▶ **EXERCISE DETAILS**: Take the material below and write it all out again exactly.
— Start INFORMATION SHOWN —
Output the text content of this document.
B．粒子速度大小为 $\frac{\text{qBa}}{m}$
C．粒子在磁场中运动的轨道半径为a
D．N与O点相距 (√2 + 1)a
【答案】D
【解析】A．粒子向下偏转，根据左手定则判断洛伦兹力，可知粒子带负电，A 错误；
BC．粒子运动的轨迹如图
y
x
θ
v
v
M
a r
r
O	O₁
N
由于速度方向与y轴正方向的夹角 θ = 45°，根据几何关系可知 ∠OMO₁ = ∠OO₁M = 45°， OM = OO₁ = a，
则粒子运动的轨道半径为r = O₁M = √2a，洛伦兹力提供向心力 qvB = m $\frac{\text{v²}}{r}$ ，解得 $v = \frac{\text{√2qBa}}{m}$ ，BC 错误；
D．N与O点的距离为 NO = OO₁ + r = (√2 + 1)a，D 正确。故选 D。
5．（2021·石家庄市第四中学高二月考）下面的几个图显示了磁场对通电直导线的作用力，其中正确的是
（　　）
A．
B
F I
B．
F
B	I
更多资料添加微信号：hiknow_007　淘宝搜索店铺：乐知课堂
— End INFORMATION SHOWN —
▶ **OUTPUT FOR THIS TASK**:
Output the text content of this document.
B．粒子速度大小为 $\frac{\text{qBa}}{m}$
C．粒子在磁场中运动的轨道半径为a
D．N与O点相距 (√2 + 1)a
【答案】D
【解析】A．粒子向下偏转，根据左手定则判断洛伦兹力，可知粒子带负电，A 错误；
BC．粒子运动的轨迹如图
y
x
θ
v
v
M
a r
r
O	O₁
N
由于速度方向与y轴正方向的夹角 θ = 45°，根据几何关系可知 ∠OMO₁ = ∠OO₁M = 45°， OM = OO₁ = a，
则粒子运动的轨道半径为r = O₁M = √2a，洛伦兹力提供向心力 qvB = m $\frac{\text{v²}}{r}$ ，解得 $v = \frac{\text{√2qBa}}{m}$ ，BC 错误；
D．N与O点的距离为 NO = OO₁ + r = (√2 + 1)a，D 正确。故选 D。
5．（2021·石家庄市第四中学高二月考）下面的几个图显示了磁场对通电直导线的作用力，其中正确的是
（　　）
A．
B
F I
B．
F
B	I
更多资料添加微信号：hiknow_007　淘宝搜索店铺：乐知课堂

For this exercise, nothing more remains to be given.